§ Working data
☆ ☆ ☆ ☆ ☆ ☆ ☆
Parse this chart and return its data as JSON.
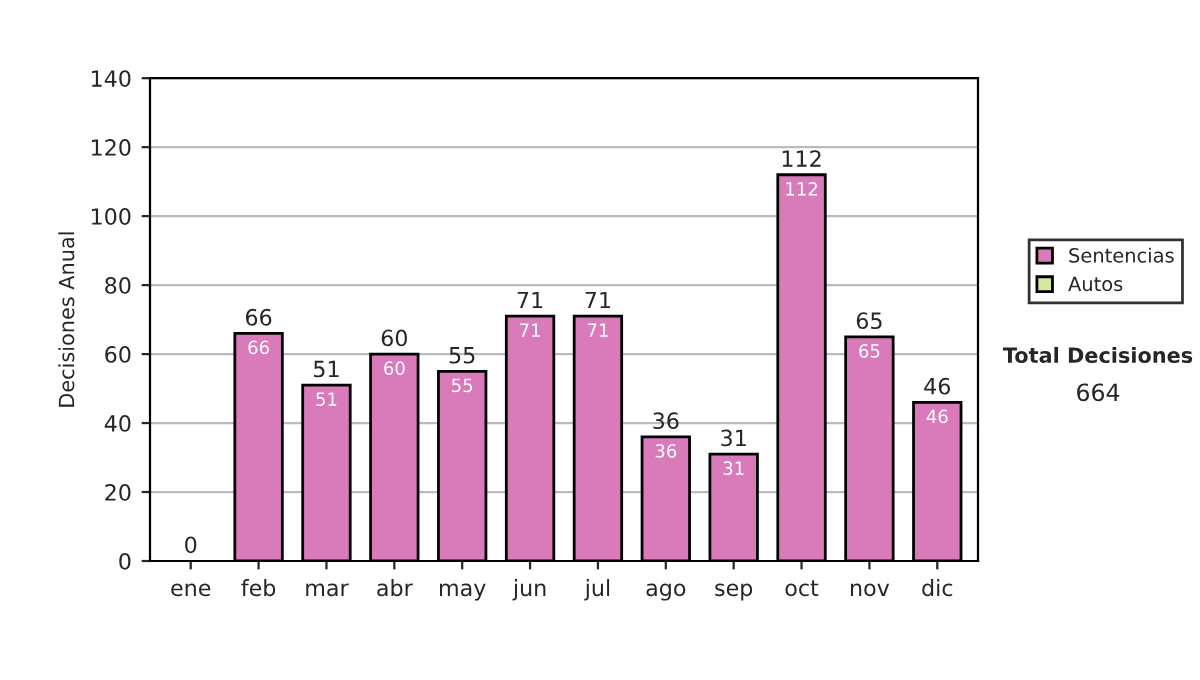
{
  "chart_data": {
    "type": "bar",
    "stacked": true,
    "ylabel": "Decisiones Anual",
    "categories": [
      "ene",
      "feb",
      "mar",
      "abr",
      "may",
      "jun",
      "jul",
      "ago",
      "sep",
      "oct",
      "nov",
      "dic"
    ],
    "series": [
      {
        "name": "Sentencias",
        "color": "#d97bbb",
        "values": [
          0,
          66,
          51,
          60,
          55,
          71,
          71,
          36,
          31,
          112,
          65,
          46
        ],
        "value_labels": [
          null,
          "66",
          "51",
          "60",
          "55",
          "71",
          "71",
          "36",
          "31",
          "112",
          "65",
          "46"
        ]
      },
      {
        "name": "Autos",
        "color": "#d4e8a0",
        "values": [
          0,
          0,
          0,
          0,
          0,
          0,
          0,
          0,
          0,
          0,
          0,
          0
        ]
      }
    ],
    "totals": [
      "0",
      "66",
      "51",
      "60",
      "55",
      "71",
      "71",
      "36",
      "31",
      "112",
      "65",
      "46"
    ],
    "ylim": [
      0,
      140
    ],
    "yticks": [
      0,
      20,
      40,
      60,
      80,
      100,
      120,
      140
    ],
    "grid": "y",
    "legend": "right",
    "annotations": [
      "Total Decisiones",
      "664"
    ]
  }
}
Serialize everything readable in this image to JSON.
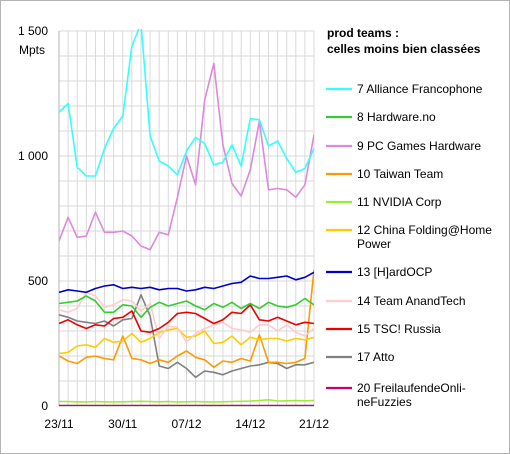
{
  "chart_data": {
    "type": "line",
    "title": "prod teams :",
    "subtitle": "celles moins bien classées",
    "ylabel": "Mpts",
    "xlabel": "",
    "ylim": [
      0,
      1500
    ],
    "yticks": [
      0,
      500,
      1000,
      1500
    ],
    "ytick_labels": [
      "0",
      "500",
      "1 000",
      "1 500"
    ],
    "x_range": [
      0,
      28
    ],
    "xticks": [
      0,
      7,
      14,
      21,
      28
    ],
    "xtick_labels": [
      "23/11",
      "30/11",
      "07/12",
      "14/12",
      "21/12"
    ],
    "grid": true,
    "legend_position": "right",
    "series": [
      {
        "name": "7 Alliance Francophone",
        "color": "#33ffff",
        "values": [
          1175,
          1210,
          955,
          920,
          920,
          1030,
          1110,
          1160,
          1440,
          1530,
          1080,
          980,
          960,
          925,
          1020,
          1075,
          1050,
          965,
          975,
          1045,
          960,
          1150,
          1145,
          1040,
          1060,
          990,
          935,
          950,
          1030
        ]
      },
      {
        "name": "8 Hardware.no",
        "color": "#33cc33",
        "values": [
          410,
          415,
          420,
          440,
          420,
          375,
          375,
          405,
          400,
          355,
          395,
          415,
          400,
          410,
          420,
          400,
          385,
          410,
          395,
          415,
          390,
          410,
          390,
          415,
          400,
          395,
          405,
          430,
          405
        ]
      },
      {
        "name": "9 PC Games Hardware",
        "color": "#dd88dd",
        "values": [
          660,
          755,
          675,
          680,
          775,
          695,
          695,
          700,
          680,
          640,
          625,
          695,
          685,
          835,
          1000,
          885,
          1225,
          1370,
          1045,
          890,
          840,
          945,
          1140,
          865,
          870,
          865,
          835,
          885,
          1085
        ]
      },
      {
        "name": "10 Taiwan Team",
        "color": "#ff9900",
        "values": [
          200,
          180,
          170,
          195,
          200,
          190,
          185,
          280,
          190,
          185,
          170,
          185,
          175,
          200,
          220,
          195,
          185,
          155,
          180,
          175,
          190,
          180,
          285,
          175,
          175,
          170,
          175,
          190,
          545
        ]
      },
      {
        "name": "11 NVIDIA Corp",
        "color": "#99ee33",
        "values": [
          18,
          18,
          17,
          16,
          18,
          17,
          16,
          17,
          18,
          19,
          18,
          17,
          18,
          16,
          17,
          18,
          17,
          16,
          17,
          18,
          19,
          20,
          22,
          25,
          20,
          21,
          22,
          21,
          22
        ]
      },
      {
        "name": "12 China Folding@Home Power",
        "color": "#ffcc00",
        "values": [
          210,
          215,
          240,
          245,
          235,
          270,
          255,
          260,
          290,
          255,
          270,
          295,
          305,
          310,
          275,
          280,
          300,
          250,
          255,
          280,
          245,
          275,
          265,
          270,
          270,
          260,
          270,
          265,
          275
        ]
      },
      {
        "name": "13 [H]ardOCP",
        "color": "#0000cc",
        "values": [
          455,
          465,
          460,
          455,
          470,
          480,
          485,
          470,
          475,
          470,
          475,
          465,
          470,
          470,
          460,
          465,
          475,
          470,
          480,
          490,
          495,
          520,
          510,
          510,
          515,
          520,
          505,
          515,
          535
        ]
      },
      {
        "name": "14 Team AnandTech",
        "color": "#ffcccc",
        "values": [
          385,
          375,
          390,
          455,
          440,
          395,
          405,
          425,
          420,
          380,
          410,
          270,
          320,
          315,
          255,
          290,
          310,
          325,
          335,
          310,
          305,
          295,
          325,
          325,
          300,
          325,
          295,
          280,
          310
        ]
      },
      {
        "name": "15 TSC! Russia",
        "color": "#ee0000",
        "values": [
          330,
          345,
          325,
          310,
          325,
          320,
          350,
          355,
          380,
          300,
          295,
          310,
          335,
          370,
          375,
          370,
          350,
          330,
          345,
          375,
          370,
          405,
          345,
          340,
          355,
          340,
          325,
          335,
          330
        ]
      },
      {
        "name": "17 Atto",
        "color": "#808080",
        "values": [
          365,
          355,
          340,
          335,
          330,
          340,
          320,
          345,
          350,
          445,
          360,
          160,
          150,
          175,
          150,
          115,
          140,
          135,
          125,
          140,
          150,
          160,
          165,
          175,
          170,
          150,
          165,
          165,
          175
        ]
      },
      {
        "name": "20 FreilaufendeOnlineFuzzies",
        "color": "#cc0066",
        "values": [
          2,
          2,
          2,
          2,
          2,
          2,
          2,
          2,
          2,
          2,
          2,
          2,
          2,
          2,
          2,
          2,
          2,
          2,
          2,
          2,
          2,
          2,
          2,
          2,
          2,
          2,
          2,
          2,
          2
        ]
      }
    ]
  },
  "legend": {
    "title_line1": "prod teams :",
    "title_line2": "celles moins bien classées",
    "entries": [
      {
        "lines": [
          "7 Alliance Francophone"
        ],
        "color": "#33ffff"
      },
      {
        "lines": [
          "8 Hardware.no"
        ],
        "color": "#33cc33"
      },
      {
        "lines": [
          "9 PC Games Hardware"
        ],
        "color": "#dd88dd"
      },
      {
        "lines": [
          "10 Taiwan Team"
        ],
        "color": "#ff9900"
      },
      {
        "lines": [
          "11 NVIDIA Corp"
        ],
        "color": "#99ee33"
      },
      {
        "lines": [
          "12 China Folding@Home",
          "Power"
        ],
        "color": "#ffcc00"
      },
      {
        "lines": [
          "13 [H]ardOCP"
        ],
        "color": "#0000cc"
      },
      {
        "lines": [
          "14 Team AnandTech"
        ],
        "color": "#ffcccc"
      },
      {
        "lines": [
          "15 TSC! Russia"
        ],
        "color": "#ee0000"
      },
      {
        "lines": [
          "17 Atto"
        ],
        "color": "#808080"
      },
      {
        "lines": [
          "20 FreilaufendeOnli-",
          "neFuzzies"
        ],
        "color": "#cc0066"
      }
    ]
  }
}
☆ ☆ ☆ ☆ ☆ ☆ ☆
§ What is needed
Collect every line with the string "bien" from the records, and copy each.

§ Completed exercise
    "subtitle": "celles moins bien classées",
    "title_line2": "celles moins bien classées",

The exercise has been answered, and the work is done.